→ **What the task requires**: Return the number of lines that contain the word "SPII", and return nothing else.
--- BEGIN Source records ---
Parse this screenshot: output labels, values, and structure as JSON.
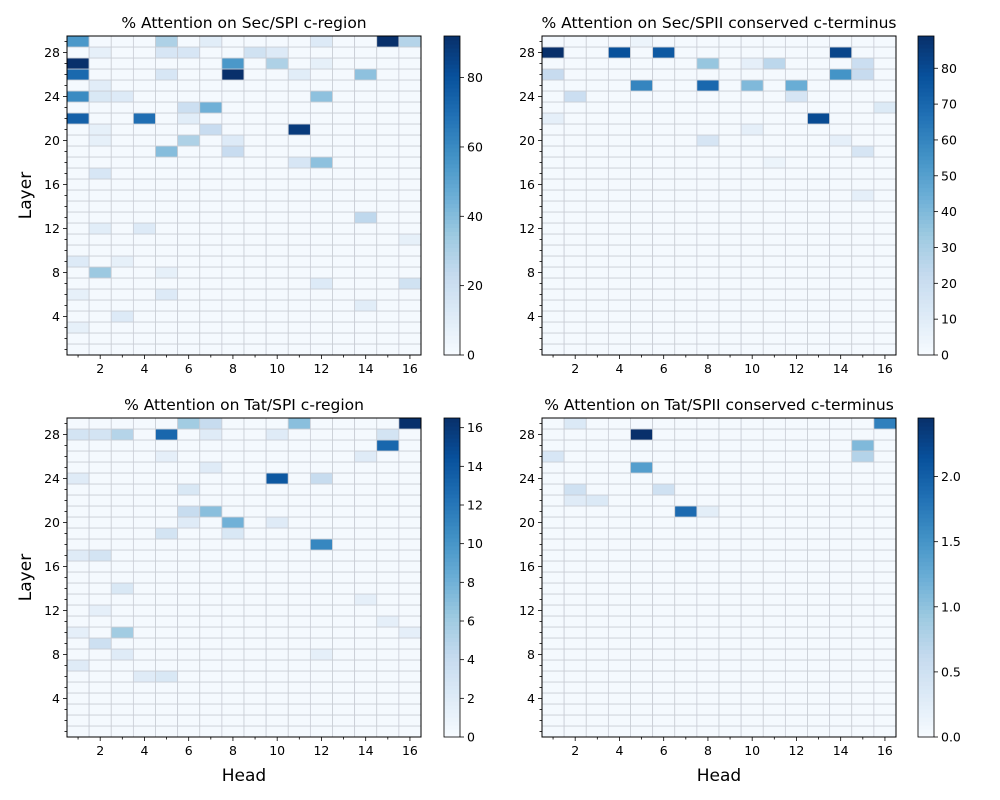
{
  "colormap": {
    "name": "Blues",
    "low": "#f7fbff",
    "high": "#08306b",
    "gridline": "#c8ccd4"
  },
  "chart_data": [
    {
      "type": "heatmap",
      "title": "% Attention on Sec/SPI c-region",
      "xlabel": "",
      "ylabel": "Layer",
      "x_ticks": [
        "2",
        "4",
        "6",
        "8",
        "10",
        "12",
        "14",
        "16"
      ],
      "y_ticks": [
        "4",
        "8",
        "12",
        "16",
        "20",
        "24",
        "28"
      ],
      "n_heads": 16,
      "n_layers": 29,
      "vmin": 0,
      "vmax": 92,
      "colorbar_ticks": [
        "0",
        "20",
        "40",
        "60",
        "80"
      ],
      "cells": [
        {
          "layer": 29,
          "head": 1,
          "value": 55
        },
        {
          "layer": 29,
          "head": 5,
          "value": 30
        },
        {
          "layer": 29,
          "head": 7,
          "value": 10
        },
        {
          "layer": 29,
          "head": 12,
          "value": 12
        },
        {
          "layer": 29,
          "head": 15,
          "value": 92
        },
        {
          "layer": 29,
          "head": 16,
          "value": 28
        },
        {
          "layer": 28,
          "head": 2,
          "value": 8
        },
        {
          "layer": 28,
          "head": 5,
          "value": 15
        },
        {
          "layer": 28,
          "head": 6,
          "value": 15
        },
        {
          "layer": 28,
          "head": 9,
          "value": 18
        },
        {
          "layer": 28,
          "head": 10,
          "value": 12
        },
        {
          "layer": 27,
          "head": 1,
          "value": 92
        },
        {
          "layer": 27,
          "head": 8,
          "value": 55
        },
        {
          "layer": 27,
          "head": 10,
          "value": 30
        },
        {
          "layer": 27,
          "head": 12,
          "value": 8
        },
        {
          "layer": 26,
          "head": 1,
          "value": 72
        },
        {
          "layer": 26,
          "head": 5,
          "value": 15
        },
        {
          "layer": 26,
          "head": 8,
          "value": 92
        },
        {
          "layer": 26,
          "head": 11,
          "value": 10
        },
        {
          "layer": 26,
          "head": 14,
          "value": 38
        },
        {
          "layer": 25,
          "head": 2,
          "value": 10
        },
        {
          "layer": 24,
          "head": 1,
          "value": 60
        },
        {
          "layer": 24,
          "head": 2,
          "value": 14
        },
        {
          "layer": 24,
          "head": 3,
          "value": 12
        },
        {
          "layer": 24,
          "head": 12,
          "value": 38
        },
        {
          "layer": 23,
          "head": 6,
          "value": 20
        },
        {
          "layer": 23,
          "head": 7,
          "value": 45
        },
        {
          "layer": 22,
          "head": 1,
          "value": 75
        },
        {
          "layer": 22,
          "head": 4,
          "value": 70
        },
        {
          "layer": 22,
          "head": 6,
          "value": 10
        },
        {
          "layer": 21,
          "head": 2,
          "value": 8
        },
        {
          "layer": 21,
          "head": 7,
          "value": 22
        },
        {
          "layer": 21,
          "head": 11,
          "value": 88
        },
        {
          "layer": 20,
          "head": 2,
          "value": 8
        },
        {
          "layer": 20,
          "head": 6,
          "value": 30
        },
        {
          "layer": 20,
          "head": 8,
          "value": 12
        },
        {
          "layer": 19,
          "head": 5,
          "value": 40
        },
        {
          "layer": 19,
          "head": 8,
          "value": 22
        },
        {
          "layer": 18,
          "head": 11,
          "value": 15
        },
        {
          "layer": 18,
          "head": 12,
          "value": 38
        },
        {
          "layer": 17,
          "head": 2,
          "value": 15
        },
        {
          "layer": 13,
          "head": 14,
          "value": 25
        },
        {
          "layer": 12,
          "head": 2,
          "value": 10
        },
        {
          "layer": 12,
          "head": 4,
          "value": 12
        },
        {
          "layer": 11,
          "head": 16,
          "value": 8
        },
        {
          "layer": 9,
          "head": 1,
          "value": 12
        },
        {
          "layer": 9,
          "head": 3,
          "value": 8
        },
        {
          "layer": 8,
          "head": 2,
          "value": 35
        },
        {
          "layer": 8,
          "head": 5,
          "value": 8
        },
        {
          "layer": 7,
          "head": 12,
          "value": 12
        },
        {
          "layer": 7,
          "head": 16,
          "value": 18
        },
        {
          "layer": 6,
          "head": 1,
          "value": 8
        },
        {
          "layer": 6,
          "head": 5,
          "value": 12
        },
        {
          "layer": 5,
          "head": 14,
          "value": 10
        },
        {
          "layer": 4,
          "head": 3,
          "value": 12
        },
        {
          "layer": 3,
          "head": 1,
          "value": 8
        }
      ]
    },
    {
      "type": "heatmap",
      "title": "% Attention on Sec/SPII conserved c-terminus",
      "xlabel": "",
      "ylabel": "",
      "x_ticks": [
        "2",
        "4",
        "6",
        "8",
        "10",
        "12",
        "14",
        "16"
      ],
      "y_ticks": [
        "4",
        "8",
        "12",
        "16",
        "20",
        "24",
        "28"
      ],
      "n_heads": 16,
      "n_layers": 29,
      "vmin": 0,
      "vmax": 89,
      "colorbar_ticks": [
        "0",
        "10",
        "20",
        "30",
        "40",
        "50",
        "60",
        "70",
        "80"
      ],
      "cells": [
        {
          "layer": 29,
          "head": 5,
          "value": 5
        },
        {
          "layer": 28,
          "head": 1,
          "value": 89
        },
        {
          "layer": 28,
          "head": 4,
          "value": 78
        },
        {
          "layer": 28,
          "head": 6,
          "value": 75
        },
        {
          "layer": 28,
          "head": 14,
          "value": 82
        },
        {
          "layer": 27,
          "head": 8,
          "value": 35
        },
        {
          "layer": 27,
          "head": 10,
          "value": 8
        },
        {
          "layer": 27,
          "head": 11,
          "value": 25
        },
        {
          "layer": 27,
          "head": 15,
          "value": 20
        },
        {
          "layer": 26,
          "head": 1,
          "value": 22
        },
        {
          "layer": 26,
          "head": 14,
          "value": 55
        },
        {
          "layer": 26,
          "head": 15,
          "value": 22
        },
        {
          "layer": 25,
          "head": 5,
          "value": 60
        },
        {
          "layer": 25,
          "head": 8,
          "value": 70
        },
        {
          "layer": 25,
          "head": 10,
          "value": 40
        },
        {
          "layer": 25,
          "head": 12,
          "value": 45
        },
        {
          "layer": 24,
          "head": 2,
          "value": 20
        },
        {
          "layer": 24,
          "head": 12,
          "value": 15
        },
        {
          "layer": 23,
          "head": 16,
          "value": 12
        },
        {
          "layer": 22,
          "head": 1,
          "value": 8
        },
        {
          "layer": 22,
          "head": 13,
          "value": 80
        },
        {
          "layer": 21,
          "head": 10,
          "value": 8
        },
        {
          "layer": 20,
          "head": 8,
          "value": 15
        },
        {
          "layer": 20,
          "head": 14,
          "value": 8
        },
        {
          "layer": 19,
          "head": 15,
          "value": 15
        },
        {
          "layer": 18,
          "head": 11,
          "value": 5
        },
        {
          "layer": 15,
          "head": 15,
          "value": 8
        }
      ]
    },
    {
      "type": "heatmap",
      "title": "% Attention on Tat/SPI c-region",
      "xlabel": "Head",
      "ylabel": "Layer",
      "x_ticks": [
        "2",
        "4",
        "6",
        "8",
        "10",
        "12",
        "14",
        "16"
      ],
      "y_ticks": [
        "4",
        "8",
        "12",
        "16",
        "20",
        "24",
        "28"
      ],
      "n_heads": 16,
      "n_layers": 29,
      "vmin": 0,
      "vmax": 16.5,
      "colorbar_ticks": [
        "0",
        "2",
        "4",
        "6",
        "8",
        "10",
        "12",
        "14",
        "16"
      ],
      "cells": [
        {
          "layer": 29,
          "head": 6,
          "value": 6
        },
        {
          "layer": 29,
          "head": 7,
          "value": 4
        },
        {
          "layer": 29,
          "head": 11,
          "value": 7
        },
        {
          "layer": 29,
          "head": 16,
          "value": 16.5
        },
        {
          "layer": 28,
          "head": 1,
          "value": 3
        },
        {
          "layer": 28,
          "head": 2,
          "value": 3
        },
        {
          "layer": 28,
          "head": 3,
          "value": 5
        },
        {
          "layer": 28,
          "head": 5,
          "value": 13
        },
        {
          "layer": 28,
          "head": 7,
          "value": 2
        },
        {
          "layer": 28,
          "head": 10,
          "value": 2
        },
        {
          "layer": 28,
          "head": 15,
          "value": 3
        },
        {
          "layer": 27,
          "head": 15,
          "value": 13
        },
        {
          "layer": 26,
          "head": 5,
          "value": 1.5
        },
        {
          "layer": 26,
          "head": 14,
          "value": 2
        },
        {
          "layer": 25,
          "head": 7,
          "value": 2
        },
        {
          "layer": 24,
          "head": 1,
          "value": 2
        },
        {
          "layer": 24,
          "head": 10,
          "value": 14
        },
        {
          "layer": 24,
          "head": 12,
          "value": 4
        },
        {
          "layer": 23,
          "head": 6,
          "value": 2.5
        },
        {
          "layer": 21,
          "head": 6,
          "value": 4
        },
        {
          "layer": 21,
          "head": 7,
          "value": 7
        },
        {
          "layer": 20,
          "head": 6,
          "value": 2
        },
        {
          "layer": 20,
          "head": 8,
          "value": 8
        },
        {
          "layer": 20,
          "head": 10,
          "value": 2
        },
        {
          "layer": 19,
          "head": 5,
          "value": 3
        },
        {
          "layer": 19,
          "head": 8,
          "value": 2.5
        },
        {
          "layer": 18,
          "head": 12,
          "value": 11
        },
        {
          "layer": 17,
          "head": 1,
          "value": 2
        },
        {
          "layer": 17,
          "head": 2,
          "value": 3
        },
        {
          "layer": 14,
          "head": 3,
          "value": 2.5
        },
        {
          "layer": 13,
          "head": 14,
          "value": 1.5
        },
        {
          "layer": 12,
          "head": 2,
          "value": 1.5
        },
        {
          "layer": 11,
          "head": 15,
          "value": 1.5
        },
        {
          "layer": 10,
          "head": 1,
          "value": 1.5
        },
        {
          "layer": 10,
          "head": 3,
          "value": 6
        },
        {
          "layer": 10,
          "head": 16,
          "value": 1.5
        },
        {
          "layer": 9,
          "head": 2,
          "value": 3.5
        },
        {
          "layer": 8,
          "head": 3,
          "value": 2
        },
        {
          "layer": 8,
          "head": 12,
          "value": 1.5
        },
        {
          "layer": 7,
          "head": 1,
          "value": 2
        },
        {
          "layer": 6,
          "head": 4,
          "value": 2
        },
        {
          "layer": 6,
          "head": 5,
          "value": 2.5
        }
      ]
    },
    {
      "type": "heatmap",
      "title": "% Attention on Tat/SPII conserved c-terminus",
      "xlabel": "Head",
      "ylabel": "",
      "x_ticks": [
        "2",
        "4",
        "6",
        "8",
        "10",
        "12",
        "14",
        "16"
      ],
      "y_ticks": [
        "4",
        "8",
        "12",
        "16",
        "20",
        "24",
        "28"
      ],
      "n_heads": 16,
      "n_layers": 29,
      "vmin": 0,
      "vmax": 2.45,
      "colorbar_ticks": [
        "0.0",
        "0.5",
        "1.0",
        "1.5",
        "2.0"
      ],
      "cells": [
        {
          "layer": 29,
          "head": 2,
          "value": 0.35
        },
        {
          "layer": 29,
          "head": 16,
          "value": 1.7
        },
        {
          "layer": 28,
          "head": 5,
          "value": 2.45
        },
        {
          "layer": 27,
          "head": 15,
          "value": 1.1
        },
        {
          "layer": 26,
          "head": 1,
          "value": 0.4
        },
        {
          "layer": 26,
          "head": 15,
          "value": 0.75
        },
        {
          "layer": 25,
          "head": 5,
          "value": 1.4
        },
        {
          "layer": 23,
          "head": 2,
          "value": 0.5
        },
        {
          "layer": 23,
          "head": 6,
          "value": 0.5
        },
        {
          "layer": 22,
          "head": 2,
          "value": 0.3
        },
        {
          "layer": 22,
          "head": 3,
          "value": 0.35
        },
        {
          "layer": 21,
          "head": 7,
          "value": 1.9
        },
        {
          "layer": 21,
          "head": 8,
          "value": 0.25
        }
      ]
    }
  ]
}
--- END Source records ---
→ **Response**: 2